**Consigne 1**
Dans le passage fourni, quel métier exerce Agnès ?
**Consigne 2**
Renvoyez, s'il vous plaît, l'extrait du passage fourni qui commence par « Agnès, la narratrice » et se poursuit jusqu'à « de flatteuse soumission. », sans rien y changer.

**Passage fourni**
━━━━━━━━━━

Agnès, la narratrice que son amant appelle « petite mère » (cette association de mots contient déjà le leurre où se complait le couple), est serveuse dans une banale brasserie, grouillante de types affairés. Sa revanche, hors service, est de draguer d’autres hommes. Elle les rejette lorsqu’ils capitulent. Un grand Noir, superbe et tendre – Juste est son terrible prénom- les vengera tous. Folle amoureuse, la jeune femme l’attend, inerte, oisive, jusqu’à ce qu’il daigne la rejoindre et la fasse revivre sous ses caresses. Elle croit au grand amour. Il s’habitude à tant de flatteuse soumission.
L’art de Valérie Tong Cuong est de nous enfermer avec son héroïne dans le huis-clos où se répète à l’infini –et se consume- une liaison qui n’a que le sexe comme évidence. Fiction-text, « Où je suis » renvoie le lecteur à de pénibles interrogations. On est saisi de révolte, de dégoût même, d’étouffement, et d’une certaine manière, le dénouement tragique nous libère. Ce qui a fait la substance de tant de romans d’amour tourne ici au cauchemar. Comment faire éclater cette bulle asphyxiante (une pièce nue et son lit) où rien ne peut pénétrer que l’immense corps pénétrant du mâle ? Mâle tellement abruti par son rôle qu’il s’écarte d’une femme qui, dans ses rares moments de lucidité, avoue : « ma vie semblait parfois une toile obscure et complexe sur laquelle j’errais, bancale, trébuchant entre deux instants d’amour arrachés à l’emploi du temps de Juste ».

━━━━━━━━━━

Enregistrements conservés:
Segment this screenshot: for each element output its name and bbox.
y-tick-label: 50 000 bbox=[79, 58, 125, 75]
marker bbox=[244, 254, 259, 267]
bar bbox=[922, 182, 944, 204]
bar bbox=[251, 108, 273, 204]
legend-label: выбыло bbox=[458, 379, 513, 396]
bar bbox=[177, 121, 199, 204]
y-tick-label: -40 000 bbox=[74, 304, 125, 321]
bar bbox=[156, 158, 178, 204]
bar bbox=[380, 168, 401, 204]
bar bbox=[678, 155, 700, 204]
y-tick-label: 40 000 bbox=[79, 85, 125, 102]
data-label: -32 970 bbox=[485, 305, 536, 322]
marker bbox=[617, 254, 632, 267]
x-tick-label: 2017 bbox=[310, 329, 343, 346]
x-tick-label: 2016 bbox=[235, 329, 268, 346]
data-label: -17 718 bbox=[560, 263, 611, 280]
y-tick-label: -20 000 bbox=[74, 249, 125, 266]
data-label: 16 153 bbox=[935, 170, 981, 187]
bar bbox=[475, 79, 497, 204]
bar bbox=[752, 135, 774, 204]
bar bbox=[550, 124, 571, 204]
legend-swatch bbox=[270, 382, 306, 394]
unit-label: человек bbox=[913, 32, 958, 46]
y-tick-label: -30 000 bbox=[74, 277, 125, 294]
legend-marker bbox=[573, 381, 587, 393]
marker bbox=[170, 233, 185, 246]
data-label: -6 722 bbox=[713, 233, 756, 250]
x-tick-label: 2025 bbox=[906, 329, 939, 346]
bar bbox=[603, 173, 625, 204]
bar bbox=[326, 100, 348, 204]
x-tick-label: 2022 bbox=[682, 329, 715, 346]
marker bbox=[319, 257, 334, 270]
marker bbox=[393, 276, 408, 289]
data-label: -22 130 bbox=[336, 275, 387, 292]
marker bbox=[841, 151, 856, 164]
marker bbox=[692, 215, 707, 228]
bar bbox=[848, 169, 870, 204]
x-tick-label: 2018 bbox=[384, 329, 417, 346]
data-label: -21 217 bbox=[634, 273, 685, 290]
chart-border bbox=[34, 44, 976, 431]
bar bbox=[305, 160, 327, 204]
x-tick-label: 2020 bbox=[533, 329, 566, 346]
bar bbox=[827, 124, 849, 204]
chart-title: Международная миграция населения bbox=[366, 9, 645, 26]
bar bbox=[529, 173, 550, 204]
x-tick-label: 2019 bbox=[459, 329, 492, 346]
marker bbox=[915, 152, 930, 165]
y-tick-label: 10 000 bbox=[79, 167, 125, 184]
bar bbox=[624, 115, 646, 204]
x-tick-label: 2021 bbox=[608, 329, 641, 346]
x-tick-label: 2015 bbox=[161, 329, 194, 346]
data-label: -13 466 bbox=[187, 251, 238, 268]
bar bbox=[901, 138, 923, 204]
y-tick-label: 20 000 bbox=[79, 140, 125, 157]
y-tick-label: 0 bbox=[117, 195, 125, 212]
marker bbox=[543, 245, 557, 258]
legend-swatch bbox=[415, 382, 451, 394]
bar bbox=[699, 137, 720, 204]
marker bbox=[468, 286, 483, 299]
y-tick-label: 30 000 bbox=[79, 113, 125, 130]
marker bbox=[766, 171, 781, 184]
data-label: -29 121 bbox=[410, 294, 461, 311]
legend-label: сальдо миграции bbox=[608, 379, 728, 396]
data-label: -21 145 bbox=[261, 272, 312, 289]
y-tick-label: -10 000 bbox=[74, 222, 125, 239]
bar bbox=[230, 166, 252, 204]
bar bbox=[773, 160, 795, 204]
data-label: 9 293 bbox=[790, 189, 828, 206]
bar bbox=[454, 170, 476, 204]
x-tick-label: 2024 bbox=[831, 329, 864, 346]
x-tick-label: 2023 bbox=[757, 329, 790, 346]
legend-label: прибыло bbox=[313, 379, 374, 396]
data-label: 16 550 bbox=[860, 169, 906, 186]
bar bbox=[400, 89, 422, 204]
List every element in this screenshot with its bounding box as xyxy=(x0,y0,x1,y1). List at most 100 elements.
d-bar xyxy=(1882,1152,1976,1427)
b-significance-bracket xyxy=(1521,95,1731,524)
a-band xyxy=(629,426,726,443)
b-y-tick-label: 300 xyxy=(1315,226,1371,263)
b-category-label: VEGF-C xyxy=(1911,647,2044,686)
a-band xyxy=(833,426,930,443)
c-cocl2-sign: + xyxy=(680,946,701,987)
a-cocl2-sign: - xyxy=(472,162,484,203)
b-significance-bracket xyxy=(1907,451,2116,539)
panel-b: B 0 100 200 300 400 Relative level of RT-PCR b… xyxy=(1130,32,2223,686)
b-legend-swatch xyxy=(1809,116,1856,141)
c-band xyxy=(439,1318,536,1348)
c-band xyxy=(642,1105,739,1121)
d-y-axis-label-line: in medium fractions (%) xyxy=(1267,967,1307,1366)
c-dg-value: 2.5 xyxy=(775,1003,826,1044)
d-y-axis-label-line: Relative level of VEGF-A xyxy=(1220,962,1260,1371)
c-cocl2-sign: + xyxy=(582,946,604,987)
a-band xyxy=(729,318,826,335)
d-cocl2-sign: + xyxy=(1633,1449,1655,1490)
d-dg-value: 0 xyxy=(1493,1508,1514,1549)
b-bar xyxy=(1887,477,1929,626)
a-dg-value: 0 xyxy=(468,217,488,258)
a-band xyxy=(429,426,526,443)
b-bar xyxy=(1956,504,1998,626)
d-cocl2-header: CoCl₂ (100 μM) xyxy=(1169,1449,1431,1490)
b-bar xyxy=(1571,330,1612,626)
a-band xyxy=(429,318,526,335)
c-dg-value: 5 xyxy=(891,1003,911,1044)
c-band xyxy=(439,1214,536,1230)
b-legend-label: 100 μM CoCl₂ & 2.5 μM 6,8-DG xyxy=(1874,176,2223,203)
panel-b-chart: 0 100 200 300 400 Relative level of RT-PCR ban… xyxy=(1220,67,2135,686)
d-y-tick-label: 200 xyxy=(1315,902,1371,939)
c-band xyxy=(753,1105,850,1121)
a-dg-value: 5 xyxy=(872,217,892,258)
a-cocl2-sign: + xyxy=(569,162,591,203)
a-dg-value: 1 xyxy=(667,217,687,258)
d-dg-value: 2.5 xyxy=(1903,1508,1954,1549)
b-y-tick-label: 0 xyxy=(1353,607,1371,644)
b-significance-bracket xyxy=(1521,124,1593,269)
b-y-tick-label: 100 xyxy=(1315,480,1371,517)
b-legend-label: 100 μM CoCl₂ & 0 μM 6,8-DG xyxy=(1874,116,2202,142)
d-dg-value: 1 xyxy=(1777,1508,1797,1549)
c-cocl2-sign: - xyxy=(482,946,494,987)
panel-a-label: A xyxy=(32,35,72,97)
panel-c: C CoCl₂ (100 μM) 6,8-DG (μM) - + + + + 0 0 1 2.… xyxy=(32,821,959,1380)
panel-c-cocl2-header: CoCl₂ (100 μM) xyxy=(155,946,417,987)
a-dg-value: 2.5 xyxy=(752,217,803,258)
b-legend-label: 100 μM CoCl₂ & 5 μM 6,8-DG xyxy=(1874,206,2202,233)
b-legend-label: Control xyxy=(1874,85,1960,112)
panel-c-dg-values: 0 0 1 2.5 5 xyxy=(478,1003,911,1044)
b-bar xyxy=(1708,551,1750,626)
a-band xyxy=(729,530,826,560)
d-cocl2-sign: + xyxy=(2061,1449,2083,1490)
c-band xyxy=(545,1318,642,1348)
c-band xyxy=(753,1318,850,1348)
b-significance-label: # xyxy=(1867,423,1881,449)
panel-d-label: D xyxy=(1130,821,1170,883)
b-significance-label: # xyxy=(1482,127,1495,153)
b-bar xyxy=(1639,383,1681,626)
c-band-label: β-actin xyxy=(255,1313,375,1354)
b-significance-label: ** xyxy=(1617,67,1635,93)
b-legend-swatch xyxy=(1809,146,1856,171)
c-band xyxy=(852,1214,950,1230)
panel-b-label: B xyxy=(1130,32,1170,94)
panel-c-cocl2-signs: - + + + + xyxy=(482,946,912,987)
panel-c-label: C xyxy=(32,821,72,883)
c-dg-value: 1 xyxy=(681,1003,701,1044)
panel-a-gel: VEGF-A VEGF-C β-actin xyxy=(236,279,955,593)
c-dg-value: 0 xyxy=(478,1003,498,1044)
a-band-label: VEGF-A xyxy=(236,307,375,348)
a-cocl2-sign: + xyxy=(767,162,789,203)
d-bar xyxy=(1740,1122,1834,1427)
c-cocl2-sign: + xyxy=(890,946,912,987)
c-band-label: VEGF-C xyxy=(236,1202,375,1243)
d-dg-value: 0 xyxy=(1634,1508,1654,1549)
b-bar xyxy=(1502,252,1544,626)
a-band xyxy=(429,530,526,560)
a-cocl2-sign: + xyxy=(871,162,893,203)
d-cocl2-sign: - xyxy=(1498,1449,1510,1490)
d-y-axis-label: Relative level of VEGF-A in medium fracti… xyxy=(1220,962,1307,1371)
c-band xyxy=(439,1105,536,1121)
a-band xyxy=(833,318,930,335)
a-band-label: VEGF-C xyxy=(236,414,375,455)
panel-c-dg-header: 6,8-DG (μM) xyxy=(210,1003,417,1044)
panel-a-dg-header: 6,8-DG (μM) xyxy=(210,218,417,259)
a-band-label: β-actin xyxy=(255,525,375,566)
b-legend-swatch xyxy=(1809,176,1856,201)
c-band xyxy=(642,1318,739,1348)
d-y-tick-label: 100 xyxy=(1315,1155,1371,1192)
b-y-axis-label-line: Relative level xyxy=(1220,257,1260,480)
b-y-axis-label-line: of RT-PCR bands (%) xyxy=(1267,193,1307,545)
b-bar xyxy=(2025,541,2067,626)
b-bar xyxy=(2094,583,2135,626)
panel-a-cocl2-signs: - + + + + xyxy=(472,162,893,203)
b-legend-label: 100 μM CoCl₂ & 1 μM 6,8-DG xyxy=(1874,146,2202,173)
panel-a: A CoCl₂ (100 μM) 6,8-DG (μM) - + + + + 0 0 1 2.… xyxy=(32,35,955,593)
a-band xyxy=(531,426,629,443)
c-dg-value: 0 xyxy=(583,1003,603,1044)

━━━━━━━━━━

**Réponse attendue 1**
Agnès est serveuse dans une banale brasserie.

**Réponse attendue 2**
Agnès, la narratrice que son amant appelle « petite mère » (cette association de mots contient déjà le leurre où se complait le couple), est serveuse dans une banale brasserie, grouillante de types affairés. Sa revanche, hors service, est de draguer d’autres hommes. Elle les rejette lorsqu’ils capitulent. Un grand Noir, superbe et tendre – Juste est son terrible prénom- les vengera tous. Folle amoureuse, la jeune femme l’attend, inerte, oisive, jusqu’à ce qu’il daigne la rejoindre et la fasse revivre sous ses caresses. Elle croit au grand amour. Il s’habitude à tant de flatteuse soumission.